Task objective
Copy every line from the material below that holds "have".

Exercise inputs

·····

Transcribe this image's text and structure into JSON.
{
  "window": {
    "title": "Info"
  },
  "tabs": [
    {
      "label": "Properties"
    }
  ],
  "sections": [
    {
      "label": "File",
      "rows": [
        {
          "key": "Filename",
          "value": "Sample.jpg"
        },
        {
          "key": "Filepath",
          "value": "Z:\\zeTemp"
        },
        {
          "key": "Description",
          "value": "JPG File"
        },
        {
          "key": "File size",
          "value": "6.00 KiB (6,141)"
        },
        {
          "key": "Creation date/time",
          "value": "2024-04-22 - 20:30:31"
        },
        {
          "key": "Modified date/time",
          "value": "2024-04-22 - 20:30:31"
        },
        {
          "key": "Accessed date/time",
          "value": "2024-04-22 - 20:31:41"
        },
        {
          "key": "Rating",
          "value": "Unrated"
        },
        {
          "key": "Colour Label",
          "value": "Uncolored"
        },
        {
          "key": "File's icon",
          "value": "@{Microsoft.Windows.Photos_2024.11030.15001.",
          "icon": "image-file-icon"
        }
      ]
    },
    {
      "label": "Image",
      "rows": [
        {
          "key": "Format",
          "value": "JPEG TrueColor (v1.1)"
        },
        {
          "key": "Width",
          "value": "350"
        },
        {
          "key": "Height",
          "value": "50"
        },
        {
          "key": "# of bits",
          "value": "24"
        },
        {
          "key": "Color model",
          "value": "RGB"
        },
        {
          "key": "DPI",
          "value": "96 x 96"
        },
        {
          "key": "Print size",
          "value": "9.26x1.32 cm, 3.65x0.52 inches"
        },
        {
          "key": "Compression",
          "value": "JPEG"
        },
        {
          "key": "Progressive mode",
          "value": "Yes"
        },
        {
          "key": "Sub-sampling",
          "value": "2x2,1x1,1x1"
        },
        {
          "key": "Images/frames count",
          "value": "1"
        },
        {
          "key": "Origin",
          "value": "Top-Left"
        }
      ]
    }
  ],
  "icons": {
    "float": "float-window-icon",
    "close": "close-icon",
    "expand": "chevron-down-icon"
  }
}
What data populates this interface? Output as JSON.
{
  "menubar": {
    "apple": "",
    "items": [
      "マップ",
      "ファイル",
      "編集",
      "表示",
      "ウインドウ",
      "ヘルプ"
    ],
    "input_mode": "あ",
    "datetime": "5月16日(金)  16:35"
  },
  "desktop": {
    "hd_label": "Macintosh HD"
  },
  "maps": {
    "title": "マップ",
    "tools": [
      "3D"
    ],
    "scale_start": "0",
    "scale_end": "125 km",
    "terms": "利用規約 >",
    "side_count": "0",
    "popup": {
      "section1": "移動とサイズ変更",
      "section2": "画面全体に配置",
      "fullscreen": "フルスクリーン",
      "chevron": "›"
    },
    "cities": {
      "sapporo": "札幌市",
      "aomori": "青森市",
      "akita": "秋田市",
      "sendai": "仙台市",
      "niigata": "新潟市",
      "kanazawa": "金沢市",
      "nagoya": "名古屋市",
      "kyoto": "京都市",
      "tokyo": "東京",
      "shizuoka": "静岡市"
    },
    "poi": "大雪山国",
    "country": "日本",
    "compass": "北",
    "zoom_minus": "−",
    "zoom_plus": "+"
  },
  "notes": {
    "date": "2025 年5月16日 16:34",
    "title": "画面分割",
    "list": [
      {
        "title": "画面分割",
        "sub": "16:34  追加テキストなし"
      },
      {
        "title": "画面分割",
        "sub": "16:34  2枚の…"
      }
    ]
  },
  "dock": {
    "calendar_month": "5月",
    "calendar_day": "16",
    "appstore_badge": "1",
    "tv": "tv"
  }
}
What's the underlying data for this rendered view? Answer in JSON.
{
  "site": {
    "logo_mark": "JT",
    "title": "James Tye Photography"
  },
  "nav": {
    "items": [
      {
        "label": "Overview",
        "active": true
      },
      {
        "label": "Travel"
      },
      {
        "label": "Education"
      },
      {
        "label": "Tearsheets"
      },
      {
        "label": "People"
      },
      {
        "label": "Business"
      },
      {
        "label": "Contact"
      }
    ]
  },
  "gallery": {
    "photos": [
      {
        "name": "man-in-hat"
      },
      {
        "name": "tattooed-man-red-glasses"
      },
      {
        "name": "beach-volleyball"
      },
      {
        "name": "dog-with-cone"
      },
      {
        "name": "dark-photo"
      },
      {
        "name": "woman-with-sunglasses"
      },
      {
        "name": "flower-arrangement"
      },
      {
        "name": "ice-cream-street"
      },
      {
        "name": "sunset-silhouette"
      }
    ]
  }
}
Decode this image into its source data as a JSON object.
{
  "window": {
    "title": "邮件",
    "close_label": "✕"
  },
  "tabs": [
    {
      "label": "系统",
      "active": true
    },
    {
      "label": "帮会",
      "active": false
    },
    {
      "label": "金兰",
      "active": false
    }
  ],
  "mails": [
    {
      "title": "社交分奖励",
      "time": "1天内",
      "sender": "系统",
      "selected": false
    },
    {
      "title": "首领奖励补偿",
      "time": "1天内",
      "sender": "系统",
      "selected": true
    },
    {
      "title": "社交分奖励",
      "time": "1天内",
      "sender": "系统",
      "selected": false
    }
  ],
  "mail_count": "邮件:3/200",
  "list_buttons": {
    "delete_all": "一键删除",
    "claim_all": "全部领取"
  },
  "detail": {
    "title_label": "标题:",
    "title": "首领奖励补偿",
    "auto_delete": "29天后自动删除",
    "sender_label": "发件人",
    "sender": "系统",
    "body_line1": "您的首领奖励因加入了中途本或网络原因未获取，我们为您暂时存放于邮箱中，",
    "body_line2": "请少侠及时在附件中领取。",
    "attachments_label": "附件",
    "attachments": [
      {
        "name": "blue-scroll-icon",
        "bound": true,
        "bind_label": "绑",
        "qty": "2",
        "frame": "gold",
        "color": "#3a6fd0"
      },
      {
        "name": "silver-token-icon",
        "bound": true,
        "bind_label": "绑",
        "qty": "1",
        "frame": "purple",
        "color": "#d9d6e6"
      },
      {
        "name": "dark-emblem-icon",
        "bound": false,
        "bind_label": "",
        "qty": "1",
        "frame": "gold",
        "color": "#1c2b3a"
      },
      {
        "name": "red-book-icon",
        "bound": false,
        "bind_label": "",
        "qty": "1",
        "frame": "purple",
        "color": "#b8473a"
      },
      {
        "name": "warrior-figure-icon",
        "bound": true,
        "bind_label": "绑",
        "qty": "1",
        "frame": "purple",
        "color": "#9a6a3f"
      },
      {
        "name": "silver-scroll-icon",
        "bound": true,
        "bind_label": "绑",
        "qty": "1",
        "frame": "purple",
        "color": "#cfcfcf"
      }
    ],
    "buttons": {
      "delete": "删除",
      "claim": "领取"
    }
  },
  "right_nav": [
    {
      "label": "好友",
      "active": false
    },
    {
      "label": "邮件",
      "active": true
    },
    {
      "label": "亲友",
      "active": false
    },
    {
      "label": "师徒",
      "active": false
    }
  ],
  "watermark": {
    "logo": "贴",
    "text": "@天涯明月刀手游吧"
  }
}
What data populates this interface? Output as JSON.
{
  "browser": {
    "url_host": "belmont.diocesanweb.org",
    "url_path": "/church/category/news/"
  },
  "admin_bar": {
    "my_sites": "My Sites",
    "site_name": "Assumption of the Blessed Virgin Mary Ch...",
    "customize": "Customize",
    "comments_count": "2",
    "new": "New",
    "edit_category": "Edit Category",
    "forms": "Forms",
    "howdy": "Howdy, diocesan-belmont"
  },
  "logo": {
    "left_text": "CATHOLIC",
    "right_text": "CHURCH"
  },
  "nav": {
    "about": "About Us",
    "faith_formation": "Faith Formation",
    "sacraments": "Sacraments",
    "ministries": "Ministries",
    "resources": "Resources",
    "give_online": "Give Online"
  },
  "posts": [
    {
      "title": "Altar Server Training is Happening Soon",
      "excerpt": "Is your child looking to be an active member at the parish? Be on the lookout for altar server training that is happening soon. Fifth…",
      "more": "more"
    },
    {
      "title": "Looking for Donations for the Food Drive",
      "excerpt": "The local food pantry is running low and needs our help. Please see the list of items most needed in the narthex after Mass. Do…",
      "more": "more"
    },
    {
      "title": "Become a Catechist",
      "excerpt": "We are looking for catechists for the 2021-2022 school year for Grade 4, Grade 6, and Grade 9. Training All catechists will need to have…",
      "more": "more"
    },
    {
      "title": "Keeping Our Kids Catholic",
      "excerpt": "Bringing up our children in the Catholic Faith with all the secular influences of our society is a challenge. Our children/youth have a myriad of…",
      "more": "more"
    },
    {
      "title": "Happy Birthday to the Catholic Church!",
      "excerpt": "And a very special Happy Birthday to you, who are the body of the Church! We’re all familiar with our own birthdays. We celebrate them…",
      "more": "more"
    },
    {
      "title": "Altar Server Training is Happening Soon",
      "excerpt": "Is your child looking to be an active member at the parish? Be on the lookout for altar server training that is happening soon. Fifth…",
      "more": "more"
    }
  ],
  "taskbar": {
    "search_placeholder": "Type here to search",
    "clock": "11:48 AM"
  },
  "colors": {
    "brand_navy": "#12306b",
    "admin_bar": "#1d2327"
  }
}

·····

Response below
      "excerpt": "We are looking for catechists for the 2021-2022 school year for Grade 4, Grade 6, and Grade 9. Training All catechists will need to have…",
      "excerpt": "Bringing up our children in the Catholic Faith with all the secular influences of our society is a challenge. Our children/youth have a myriad of…",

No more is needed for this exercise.